Stored entries:

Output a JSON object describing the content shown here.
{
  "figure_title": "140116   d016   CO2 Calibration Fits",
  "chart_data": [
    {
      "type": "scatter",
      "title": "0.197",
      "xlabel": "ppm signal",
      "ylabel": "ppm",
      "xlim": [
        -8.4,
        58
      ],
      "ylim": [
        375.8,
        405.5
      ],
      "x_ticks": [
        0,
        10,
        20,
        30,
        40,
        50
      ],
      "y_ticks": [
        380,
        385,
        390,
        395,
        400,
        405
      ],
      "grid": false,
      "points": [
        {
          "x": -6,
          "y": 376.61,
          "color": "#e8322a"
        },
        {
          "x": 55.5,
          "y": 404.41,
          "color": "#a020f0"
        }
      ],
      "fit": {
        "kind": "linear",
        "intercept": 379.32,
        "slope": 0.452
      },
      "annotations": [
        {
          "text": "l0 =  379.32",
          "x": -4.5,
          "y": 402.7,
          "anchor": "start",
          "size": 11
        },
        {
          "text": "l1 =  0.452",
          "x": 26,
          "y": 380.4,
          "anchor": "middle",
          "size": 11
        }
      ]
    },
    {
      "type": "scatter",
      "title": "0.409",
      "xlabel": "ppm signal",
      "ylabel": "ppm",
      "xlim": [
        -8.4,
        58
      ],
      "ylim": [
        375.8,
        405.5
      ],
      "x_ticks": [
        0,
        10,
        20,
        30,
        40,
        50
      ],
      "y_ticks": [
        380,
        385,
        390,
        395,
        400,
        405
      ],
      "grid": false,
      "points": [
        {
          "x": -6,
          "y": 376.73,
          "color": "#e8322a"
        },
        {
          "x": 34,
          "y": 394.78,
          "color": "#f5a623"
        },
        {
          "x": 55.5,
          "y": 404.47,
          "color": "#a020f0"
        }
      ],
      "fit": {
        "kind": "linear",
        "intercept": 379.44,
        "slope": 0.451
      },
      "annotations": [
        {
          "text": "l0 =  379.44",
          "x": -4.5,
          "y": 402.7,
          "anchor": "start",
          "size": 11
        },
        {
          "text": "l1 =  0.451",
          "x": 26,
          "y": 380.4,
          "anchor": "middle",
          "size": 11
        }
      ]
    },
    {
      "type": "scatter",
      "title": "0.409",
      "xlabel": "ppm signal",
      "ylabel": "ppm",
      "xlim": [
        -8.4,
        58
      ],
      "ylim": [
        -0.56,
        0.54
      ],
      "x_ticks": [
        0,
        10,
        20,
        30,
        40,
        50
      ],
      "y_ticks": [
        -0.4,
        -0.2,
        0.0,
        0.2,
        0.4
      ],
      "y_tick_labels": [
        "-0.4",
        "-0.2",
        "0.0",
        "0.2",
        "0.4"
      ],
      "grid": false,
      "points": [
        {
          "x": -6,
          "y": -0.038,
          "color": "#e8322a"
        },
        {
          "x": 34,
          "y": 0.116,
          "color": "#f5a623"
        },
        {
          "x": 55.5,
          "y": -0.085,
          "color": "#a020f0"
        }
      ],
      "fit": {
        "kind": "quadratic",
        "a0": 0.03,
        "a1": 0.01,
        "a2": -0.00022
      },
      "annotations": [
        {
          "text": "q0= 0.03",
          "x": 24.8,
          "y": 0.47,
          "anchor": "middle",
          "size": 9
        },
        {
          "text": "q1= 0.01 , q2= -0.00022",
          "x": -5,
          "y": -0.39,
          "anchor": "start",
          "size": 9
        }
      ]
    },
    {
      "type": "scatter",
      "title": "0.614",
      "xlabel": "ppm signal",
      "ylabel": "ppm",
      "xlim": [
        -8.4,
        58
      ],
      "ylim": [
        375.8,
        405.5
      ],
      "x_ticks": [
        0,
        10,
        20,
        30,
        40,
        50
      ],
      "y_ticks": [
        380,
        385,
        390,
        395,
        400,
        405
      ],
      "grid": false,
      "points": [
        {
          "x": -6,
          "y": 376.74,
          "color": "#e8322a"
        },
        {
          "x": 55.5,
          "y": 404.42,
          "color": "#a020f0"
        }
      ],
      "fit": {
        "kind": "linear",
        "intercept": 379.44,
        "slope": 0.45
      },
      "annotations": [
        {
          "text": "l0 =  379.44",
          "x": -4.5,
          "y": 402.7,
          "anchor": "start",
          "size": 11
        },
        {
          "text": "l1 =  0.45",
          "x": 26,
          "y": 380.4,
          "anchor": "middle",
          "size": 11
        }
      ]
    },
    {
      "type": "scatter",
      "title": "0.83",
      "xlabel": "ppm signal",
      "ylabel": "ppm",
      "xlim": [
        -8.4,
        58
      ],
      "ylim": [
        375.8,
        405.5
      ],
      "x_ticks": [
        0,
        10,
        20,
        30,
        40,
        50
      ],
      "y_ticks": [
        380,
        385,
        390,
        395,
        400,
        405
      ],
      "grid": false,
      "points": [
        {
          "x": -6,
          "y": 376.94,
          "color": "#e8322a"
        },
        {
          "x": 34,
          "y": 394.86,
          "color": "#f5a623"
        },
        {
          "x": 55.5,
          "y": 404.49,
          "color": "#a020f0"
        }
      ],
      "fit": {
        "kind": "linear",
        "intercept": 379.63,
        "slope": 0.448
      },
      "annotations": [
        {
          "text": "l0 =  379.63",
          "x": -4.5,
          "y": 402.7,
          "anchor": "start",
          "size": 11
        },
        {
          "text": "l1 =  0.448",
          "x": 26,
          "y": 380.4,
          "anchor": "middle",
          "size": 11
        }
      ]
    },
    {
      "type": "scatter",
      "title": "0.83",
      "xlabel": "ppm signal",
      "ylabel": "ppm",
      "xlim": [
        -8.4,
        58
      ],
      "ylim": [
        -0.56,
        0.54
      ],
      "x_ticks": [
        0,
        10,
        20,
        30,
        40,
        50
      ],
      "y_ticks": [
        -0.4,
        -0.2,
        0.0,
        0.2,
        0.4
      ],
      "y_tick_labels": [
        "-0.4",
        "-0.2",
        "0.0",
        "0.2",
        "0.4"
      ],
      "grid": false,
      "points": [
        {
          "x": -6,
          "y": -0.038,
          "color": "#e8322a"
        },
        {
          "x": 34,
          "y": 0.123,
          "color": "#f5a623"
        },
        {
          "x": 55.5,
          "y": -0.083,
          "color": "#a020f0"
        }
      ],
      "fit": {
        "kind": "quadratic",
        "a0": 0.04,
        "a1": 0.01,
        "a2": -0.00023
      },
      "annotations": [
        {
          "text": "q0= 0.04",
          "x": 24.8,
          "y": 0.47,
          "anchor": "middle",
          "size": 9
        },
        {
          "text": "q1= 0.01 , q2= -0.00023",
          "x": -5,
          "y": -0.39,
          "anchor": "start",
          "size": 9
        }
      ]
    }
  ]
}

▶ [What is asked]
Repeat each record exactly, leaving nothing out.

▶ [Response to the exercise]
Output a JSON object describing the content shown here.
{
  "figure_title": "140116   d016   CO2 Calibration Fits",
  "chart_data": [
    {
      "type": "scatter",
      "title": "0.197",
      "xlabel": "ppm signal",
      "ylabel": "ppm",
      "xlim": [
        -8.4,
        58
      ],
      "ylim": [
        375.8,
        405.5
      ],
      "x_ticks": [
        0,
        10,
        20,
        30,
        40,
        50
      ],
      "y_ticks": [
        380,
        385,
        390,
        395,
        400,
        405
      ],
      "grid": false,
      "points": [
        {
          "x": -6,
          "y": 376.61,
          "color": "#e8322a"
        },
        {
          "x": 55.5,
          "y": 404.41,
          "color": "#a020f0"
        }
      ],
      "fit": {
        "kind": "linear",
        "intercept": 379.32,
        "slope": 0.452
      },
      "annotations": [
        {
          "text": "l0 =  379.32",
          "x": -4.5,
          "y": 402.7,
          "anchor": "start",
          "size": 11
        },
        {
          "text": "l1 =  0.452",
          "x": 26,
          "y": 380.4,
          "anchor": "middle",
          "size": 11
        }
      ]
    },
    {
      "type": "scatter",
      "title": "0.409",
      "xlabel": "ppm signal",
      "ylabel": "ppm",
      "xlim": [
        -8.4,
        58
      ],
      "ylim": [
        375.8,
        405.5
      ],
      "x_ticks": [
        0,
        10,
        20,
        30,
        40,
        50
      ],
      "y_ticks": [
        380,
        385,
        390,
        395,
        400,
        405
      ],
      "grid": false,
      "points": [
        {
          "x": -6,
          "y": 376.73,
          "color": "#e8322a"
        },
        {
          "x": 34,
          "y": 394.78,
          "color": "#f5a623"
        },
        {
          "x": 55.5,
          "y": 404.47,
          "color": "#a020f0"
        }
      ],
      "fit": {
        "kind": "linear",
        "intercept": 379.44,
        "slope": 0.451
      },
      "annotations": [
        {
          "text": "l0 =  379.44",
          "x": -4.5,
          "y": 402.7,
          "anchor": "start",
          "size": 11
        },
        {
          "text": "l1 =  0.451",
          "x": 26,
          "y": 380.4,
          "anchor": "middle",
          "size": 11
        }
      ]
    },
    {
      "type": "scatter",
      "title": "0.409",
      "xlabel": "ppm signal",
      "ylabel": "ppm",
      "xlim": [
        -8.4,
        58
      ],
      "ylim": [
        -0.56,
        0.54
      ],
      "x_ticks": [
        0,
        10,
        20,
        30,
        40,
        50
      ],
      "y_ticks": [
        -0.4,
        -0.2,
        0.0,
        0.2,
        0.4
      ],
      "y_tick_labels": [
        "-0.4",
        "-0.2",
        "0.0",
        "0.2",
        "0.4"
      ],
      "grid": false,
      "points": [
        {
          "x": -6,
          "y": -0.038,
          "color": "#e8322a"
        },
        {
          "x": 34,
          "y": 0.116,
          "color": "#f5a623"
        },
        {
          "x": 55.5,
          "y": -0.085,
          "color": "#a020f0"
        }
      ],
      "fit": {
        "kind": "quadratic",
        "a0": 0.03,
        "a1": 0.01,
        "a2": -0.00022
      },
      "annotations": [
        {
          "text": "q0= 0.03",
          "x": 24.8,
          "y": 0.47,
          "anchor": "middle",
          "size": 9
        },
        {
          "text": "q1= 0.01 , q2= -0.00022",
          "x": -5,
          "y": -0.39,
          "anchor": "start",
          "size": 9
        }
      ]
    },
    {
      "type": "scatter",
      "title": "0.614",
      "xlabel": "ppm signal",
      "ylabel": "ppm",
      "xlim": [
        -8.4,
        58
      ],
      "ylim": [
        375.8,
        405.5
      ],
      "x_ticks": [
        0,
        10,
        20,
        30,
        40,
        50
      ],
      "y_ticks": [
        380,
        385,
        390,
        395,
        400,
        405
      ],
      "grid": false,
      "points": [
        {
          "x": -6,
          "y": 376.74,
          "color": "#e8322a"
        },
        {
          "x": 55.5,
          "y": 404.42,
          "color": "#a020f0"
        }
      ],
      "fit": {
        "kind": "linear",
        "intercept": 379.44,
        "slope": 0.45
      },
      "annotations": [
        {
          "text": "l0 =  379.44",
          "x": -4.5,
          "y": 402.7,
          "anchor": "start",
          "size": 11
        },
        {
          "text": "l1 =  0.45",
          "x": 26,
          "y": 380.4,
          "anchor": "middle",
          "size": 11
        }
      ]
    },
    {
      "type": "scatter",
      "title": "0.83",
      "xlabel": "ppm signal",
      "ylabel": "ppm",
      "xlim": [
        -8.4,
        58
      ],
      "ylim": [
        375.8,
        405.5
      ],
      "x_ticks": [
        0,
        10,
        20,
        30,
        40,
        50
      ],
      "y_ticks": [
        380,
        385,
        390,
        395,
        400,
        405
      ],
      "grid": false,
      "points": [
        {
          "x": -6,
          "y": 376.94,
          "color": "#e8322a"
        },
        {
          "x": 34,
          "y": 394.86,
          "color": "#f5a623"
        },
        {
          "x": 55.5,
          "y": 404.49,
          "color": "#a020f0"
        }
      ],
      "fit": {
        "kind": "linear",
        "intercept": 379.63,
        "slope": 0.448
      },
      "annotations": [
        {
          "text": "l0 =  379.63",
          "x": -4.5,
          "y": 402.7,
          "anchor": "start",
          "size": 11
        },
        {
          "text": "l1 =  0.448",
          "x": 26,
          "y": 380.4,
          "anchor": "middle",
          "size": 11
        }
      ]
    },
    {
      "type": "scatter",
      "title": "0.83",
      "xlabel": "ppm signal",
      "ylabel": "ppm",
      "xlim": [
        -8.4,
        58
      ],
      "ylim": [
        -0.56,
        0.54
      ],
      "x_ticks": [
        0,
        10,
        20,
        30,
        40,
        50
      ],
      "y_ticks": [
        -0.4,
        -0.2,
        0.0,
        0.2,
        0.4
      ],
      "y_tick_labels": [
        "-0.4",
        "-0.2",
        "0.0",
        "0.2",
        "0.4"
      ],
      "grid": false,
      "points": [
        {
          "x": -6,
          "y": -0.038,
          "color": "#e8322a"
        },
        {
          "x": 34,
          "y": 0.123,
          "color": "#f5a623"
        },
        {
          "x": 55.5,
          "y": -0.083,
          "color": "#a020f0"
        }
      ],
      "fit": {
        "kind": "quadratic",
        "a0": 0.04,
        "a1": 0.01,
        "a2": -0.00023
      },
      "annotations": [
        {
          "text": "q0= 0.04",
          "x": 24.8,
          "y": 0.47,
          "anchor": "middle",
          "size": 9
        },
        {
          "text": "q1= 0.01 , q2= -0.00023",
          "x": -5,
          "y": -0.39,
          "anchor": "start",
          "size": 9
        }
      ]
    }
  ]
}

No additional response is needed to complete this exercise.